§ Your instructions: Only lines with the string "HIAZUKI" matter here; gather them from the material below.

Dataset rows
......

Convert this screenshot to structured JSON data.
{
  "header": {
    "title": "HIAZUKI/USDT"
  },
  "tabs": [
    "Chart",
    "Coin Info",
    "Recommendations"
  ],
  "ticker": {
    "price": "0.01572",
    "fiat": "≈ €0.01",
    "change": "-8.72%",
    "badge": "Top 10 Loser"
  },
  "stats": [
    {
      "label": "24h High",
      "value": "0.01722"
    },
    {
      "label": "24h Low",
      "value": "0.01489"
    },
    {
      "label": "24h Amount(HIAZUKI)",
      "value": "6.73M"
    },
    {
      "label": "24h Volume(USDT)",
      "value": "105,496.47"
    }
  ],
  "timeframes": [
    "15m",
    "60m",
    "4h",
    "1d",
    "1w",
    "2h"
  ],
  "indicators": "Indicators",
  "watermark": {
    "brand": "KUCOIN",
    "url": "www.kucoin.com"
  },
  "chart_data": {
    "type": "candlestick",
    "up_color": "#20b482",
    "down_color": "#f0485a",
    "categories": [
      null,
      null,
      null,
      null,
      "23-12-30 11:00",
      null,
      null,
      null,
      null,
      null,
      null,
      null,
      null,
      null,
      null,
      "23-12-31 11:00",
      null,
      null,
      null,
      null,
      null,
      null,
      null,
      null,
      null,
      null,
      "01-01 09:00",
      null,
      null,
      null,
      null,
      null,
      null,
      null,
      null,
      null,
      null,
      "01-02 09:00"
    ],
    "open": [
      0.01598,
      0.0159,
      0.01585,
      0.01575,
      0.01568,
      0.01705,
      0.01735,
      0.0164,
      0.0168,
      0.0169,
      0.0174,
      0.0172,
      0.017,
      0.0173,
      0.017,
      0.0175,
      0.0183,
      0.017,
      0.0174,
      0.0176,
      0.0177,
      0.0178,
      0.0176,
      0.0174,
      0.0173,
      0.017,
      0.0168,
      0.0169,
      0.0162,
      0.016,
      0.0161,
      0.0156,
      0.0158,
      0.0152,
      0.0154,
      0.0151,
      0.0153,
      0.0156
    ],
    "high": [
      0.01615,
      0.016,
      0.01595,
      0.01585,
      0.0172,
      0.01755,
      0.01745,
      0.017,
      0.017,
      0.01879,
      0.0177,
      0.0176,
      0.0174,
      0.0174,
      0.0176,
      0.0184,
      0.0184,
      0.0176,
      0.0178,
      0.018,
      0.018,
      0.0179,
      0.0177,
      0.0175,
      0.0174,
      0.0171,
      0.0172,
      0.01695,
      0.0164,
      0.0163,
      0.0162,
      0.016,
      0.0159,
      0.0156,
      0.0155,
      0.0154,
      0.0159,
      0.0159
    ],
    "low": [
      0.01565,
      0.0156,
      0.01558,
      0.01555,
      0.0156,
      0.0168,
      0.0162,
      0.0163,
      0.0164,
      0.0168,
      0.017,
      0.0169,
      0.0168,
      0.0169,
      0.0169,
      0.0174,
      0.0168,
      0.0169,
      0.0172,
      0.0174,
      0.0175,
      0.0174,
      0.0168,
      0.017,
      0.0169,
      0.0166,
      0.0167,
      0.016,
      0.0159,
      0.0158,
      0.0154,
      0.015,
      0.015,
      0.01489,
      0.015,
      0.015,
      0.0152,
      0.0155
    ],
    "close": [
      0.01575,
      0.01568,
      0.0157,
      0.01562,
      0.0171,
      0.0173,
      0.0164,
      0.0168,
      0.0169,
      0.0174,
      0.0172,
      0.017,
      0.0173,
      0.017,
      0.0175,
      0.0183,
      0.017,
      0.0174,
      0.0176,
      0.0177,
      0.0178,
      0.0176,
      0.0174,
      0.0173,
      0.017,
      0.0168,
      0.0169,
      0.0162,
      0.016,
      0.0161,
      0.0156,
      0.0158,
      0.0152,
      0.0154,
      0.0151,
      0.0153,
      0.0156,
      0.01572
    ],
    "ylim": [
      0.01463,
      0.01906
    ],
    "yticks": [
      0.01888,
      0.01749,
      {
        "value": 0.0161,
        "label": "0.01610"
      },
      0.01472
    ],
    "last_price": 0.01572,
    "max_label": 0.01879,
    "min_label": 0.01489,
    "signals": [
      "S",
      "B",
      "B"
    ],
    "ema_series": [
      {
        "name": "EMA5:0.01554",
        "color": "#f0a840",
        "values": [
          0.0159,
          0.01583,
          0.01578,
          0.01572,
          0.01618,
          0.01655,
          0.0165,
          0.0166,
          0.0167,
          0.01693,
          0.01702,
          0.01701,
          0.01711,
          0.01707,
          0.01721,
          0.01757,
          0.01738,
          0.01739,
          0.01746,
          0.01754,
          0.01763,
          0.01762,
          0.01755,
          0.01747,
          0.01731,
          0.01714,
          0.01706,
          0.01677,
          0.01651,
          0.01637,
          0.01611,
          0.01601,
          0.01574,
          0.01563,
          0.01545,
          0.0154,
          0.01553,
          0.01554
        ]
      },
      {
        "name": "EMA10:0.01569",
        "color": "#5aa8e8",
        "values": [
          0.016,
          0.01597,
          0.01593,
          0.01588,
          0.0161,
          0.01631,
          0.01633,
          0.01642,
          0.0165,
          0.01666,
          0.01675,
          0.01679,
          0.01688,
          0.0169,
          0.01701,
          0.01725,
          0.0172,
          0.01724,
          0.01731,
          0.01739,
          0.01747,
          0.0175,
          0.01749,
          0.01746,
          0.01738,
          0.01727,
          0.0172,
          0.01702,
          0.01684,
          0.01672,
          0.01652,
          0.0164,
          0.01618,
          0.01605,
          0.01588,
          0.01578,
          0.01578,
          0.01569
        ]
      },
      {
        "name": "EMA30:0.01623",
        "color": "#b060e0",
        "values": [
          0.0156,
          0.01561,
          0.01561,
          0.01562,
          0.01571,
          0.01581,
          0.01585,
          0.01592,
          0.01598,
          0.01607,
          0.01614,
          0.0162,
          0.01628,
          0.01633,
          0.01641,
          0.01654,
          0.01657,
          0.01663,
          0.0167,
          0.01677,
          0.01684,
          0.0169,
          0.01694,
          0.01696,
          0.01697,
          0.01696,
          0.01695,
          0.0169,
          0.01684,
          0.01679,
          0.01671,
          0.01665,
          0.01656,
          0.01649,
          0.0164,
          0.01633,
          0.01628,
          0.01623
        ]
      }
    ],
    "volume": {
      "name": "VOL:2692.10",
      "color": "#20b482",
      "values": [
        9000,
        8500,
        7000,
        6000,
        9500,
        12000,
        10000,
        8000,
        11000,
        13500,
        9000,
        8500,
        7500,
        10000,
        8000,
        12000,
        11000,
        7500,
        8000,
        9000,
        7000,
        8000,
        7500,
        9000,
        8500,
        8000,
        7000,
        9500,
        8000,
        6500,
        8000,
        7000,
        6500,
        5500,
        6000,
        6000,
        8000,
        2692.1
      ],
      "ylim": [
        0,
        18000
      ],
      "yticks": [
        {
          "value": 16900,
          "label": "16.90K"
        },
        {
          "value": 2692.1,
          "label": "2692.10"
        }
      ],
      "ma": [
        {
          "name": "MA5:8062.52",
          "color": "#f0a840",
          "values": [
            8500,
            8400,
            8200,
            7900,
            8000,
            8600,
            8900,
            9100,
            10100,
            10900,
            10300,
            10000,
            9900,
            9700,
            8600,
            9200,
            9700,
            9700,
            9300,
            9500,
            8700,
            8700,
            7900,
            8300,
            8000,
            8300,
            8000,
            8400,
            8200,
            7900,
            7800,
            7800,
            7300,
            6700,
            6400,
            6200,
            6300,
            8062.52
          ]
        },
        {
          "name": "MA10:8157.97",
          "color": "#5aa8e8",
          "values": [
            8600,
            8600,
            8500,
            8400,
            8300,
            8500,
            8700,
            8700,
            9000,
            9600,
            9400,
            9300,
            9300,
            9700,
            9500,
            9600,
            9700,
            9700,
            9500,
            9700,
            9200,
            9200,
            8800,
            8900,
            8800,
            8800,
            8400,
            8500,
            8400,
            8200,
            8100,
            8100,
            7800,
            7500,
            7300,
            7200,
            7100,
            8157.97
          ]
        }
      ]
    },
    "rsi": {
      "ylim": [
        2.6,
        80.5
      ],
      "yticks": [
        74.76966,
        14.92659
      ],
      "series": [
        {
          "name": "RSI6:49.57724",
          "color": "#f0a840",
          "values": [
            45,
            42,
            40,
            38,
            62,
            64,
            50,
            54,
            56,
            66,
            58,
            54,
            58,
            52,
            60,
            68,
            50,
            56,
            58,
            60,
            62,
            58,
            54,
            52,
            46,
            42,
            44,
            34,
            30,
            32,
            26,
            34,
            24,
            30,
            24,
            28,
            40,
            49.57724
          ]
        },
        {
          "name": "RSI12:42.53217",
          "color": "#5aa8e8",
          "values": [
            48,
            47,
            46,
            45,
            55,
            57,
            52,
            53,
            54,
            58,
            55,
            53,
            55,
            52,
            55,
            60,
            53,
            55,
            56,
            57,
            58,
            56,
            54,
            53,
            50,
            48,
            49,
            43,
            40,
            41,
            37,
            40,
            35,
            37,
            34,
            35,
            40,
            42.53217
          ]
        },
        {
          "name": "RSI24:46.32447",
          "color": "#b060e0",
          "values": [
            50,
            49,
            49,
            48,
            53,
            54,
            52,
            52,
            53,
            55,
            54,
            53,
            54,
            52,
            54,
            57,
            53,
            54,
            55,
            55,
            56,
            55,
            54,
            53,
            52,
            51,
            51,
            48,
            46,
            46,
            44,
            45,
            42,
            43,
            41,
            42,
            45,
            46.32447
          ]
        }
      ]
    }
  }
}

......

§ Solution:
    "title": "HIAZUKI/USDT"
      "label": "24h Amount(HIAZUKI)",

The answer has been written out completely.